start

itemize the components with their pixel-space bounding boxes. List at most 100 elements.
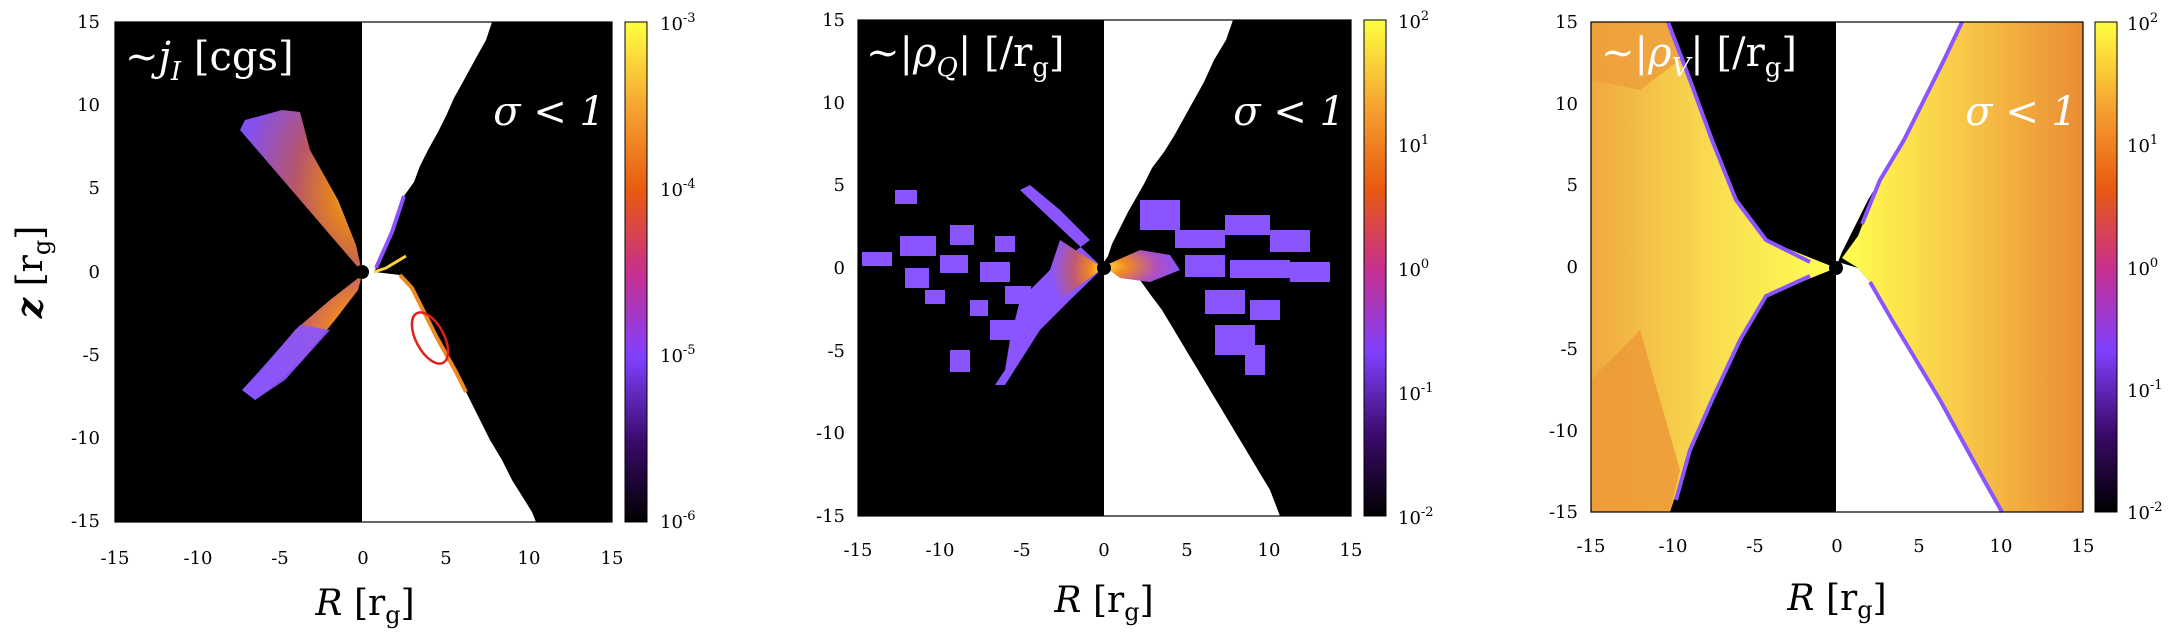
x-tick: -10 [184,548,213,569]
y-tick: -5 [1560,339,1578,360]
region-label: σ < 1 [1233,89,1345,135]
y-tick: -15 [816,506,845,527]
heatmap-rhov [1591,21,2083,513]
y-tick: 0 [1567,257,1578,278]
y-tick: 0 [89,262,100,283]
masked-region [1104,20,1280,516]
region-label: σ < 1 [1965,89,2077,135]
emission-left-edge-upper [1666,21,1811,264]
colorbar-tick: 102 [2127,11,2158,35]
y-ticks: 15 10 5 0 -5 -10 -15 [71,12,100,532]
x-ticks: -15 -10 -5 0 5 10 15 [844,540,1363,561]
x-axis-label: R [rg] [1053,580,1153,626]
x-tick: 0 [357,548,368,569]
x-ticks: -15 -10 -5 0 5 10 15 [1577,536,2095,557]
masked-region [1836,22,2002,512]
y-tick: -15 [71,511,100,532]
x-ticks: -15 -10 -5 0 5 10 15 [101,548,624,569]
colorbar-gradient [1363,19,1387,517]
x-tick: 10 [1258,540,1281,561]
heatmap-rhoq [858,20,1351,516]
colorbar-tick: 10-4 [660,177,696,201]
x-tick: 0 [1831,536,1842,557]
y-ticks: 15 10 5 0 -5 -10 -15 [1549,12,1578,523]
emission-right-edge-lower [398,273,468,393]
emission-right-core [1104,250,1180,282]
black-hole [1829,261,1843,275]
emission-left-orange-upper [1591,22,1680,90]
panel-ji: ~jI [cgs] σ < 1 -15 -10 -5 0 5 10 15 15 … [9,11,696,629]
plot-frame [1590,21,2084,513]
x-tick: -15 [1577,536,1606,557]
x-tick: 0 [1098,540,1109,561]
panel-rhoq: ~|ρQ| [/rg] σ < 1 -15 -10 -5 0 5 10 15 1… [816,9,1434,626]
x-tick: -15 [844,540,873,561]
emission-left-upper [240,110,362,272]
y-tick: 0 [834,258,845,279]
colorbar-rhov: 102 101 100 10-1 10-2 [2094,11,2163,524]
emission-blobs-right [1140,200,1330,375]
black-hole [355,265,369,279]
y-tick: 15 [822,10,845,31]
colorbar-gradient [624,21,648,523]
y-tick: 5 [1567,175,1578,196]
x-tick: -5 [271,548,289,569]
emission-left-purple-lower [244,325,330,400]
y-axis-label: z [rg] [9,226,56,320]
y-tick: -10 [71,428,100,449]
x-tick: 5 [1181,540,1192,561]
x-tick: 5 [1913,536,1924,557]
colorbar-tick: 10-3 [660,11,696,35]
y-tick: 10 [77,95,100,116]
highlight-ellipse [410,311,450,365]
region-label: σ < 1 [493,89,605,135]
colorbar-tick: 10-2 [1398,505,1434,529]
colorbar-tick: 10-1 [2127,378,2163,402]
x-tick: -5 [1013,540,1031,561]
x-tick: -10 [926,540,955,561]
colorbar-tick: 10-1 [1398,381,1434,405]
y-tick: 15 [77,12,100,33]
emission-left-core [1050,240,1103,300]
emission-right-edge-tip [373,254,407,274]
y-tick: -5 [82,345,100,366]
emission-right-edge-upper [1860,21,1964,225]
panel-rhov: ~|ρV| [/rg] σ < 1 -15 -10 -5 0 5 10 15 1… [1549,11,2163,624]
panel-label-text: ~|ρQ| [/rg] [866,30,1065,83]
emission-left-edge-lower [1674,274,1811,501]
colorbar-tick: 102 [1398,9,1429,33]
colorbar-tick: 100 [2127,256,2158,280]
panel-label-text: ~|ρV| [/rg] [1601,30,1797,83]
colorbar-tick: 10-2 [2127,500,2163,524]
y-tick: 5 [89,178,100,199]
colorbar-ji: 10-3 10-4 10-5 10-6 [624,11,696,533]
x-tick: 15 [601,548,624,569]
x-tick: 10 [1990,536,2013,557]
x-tick: -10 [1659,536,1688,557]
colorbar-gradient [2094,21,2118,513]
y-tick: -10 [816,423,845,444]
emission-left-orange-lower [1591,330,1680,512]
colorbar-tick: 10-6 [660,509,696,533]
panel-label-ji: ~jI [cgs] [125,34,294,87]
x-tick: 15 [1340,540,1363,561]
x-axis-label: R [rg] [314,583,414,629]
x-tick: -5 [1746,536,1764,557]
x-tick: 10 [518,548,541,569]
masked-region [362,22,536,522]
x-tick: -15 [101,548,130,569]
y-tick: -5 [827,341,845,362]
y-tick: -15 [1549,502,1578,523]
panel-label-text: ~jI [cgs] [125,34,294,87]
x-tick: 15 [2072,536,2095,557]
y-tick: 10 [822,93,845,114]
y-tick: -10 [1549,421,1578,442]
x-tick: 5 [440,548,451,569]
x-axis-label: R [rg] [1786,578,1886,624]
black-hole [1097,261,1111,275]
plot-frame [114,21,613,523]
y-ticks: 15 10 5 0 -5 -10 -15 [816,10,845,527]
colorbar-tick: 100 [1398,257,1429,281]
y-tick: 15 [1555,12,1578,33]
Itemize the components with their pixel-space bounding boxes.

end

> [Task description] Reproduce every line of the records above without any changes, leaving out the pictures.

> [Solution to this exercise]
itemize the components with their pixel-space bounding boxes. List at most 100 elements.
x-tick: -10 [184,548,213,569]
y-tick: -5 [1560,339,1578,360]
region-label: σ < 1 [1233,89,1345,135]
y-tick: -15 [816,506,845,527]
heatmap-rhov [1591,21,2083,513]
y-tick: 0 [1567,257,1578,278]
y-tick: 0 [89,262,100,283]
masked-region [1104,20,1280,516]
region-label: σ < 1 [1965,89,2077,135]
emission-left-edge-upper [1666,21,1811,264]
colorbar-tick: 102 [2127,11,2158,35]
y-ticks: 15 10 5 0 -5 -10 -15 [71,12,100,532]
x-ticks: -15 -10 -5 0 5 10 15 [844,540,1363,561]
x-axis-label: R [rg] [1053,580,1153,626]
x-tick: 0 [357,548,368,569]
x-ticks: -15 -10 -5 0 5 10 15 [1577,536,2095,557]
masked-region [1836,22,2002,512]
y-tick: -15 [71,511,100,532]
x-ticks: -15 -10 -5 0 5 10 15 [101,548,624,569]
colorbar-gradient [1363,19,1387,517]
x-tick: 10 [1258,540,1281,561]
heatmap-rhoq [858,20,1351,516]
colorbar-tick: 10-4 [660,177,696,201]
x-tick: 0 [1831,536,1842,557]
y-ticks: 15 10 5 0 -5 -10 -15 [1549,12,1578,523]
emission-right-edge-lower [398,273,468,393]
emission-right-core [1104,250,1180,282]
black-hole [1829,261,1843,275]
emission-left-orange-upper [1591,22,1680,90]
panel-ji: ~jI [cgs] σ < 1 -15 -10 -5 0 5 10 15 15 … [9,11,696,629]
plot-frame [1590,21,2084,513]
x-tick: -15 [1577,536,1606,557]
x-tick: 0 [1098,540,1109,561]
panel-rhoq: ~|ρQ| [/rg] σ < 1 -15 -10 -5 0 5 10 15 1… [816,9,1434,626]
x-tick: -15 [844,540,873,561]
emission-left-upper [240,110,362,272]
y-tick: 0 [834,258,845,279]
colorbar-rhov: 102 101 100 10-1 10-2 [2094,11,2163,524]
emission-blobs-right [1140,200,1330,375]
black-hole [355,265,369,279]
y-tick: 15 [822,10,845,31]
colorbar-gradient [624,21,648,523]
y-tick: 5 [1567,175,1578,196]
x-tick: -5 [271,548,289,569]
emission-left-purple-lower [244,325,330,400]
y-axis-label: z [rg] [9,226,56,320]
y-tick: -10 [71,428,100,449]
x-tick: 5 [1181,540,1192,561]
x-tick: 5 [1913,536,1924,557]
colorbar-tick: 10-3 [660,11,696,35]
y-tick: 10 [77,95,100,116]
highlight-ellipse [410,311,450,365]
region-label: σ < 1 [493,89,605,135]
colorbar-tick: 10-2 [1398,505,1434,529]
colorbar-tick: 10-1 [2127,378,2163,402]
x-tick: -5 [1013,540,1031,561]
x-tick: -10 [926,540,955,561]
colorbar-tick: 10-1 [1398,381,1434,405]
y-tick: 15 [77,12,100,33]
emission-left-core [1050,240,1103,300]
emission-right-edge-tip [373,254,407,274]
y-tick: -5 [82,345,100,366]
emission-right-edge-upper [1860,21,1964,225]
panel-rhov: ~|ρV| [/rg] σ < 1 -15 -10 -5 0 5 10 15 1… [1549,11,2163,624]
panel-label-text: ~|ρQ| [/rg] [866,30,1065,83]
emission-left-edge-lower [1674,274,1811,501]
colorbar-tick: 102 [1398,9,1429,33]
colorbar-tick: 100 [2127,256,2158,280]
panel-label-text: ~|ρV| [/rg] [1601,30,1797,83]
colorbar-tick: 10-2 [2127,500,2163,524]
y-tick: 5 [89,178,100,199]
colorbar-ji: 10-3 10-4 10-5 10-6 [624,11,696,533]
x-tick: 15 [601,548,624,569]
x-tick: 10 [1990,536,2013,557]
x-tick: -10 [1659,536,1688,557]
colorbar-gradient [2094,21,2118,513]
y-tick: -10 [816,423,845,444]
emission-left-orange-lower [1591,330,1680,512]
colorbar-tick: 10-6 [660,509,696,533]
panel-label-ji: ~jI [cgs] [125,34,294,87]
x-tick: 15 [1340,540,1363,561]
x-axis-label: R [rg] [314,583,414,629]
x-tick: -5 [1746,536,1764,557]
x-tick: 10 [518,548,541,569]
masked-region [362,22,536,522]
x-tick: -15 [101,548,130,569]
y-tick: -5 [827,341,845,362]
y-tick: -15 [1549,502,1578,523]
panel-label-text: ~jI [cgs] [125,34,294,87]
x-tick: 15 [2072,536,2095,557]
y-tick: 10 [822,93,845,114]
y-tick: -10 [1549,421,1578,442]
x-tick: 5 [440,548,451,569]
x-axis-label: R [rg] [1786,578,1886,624]
black-hole [1097,261,1111,275]
plot-frame [114,21,613,523]
y-ticks: 15 10 5 0 -5 -10 -15 [816,10,845,527]
colorbar-tick: 100 [1398,257,1429,281]
y-tick: 15 [1555,12,1578,33]
Itemize the components with their pixel-space bounding boxes.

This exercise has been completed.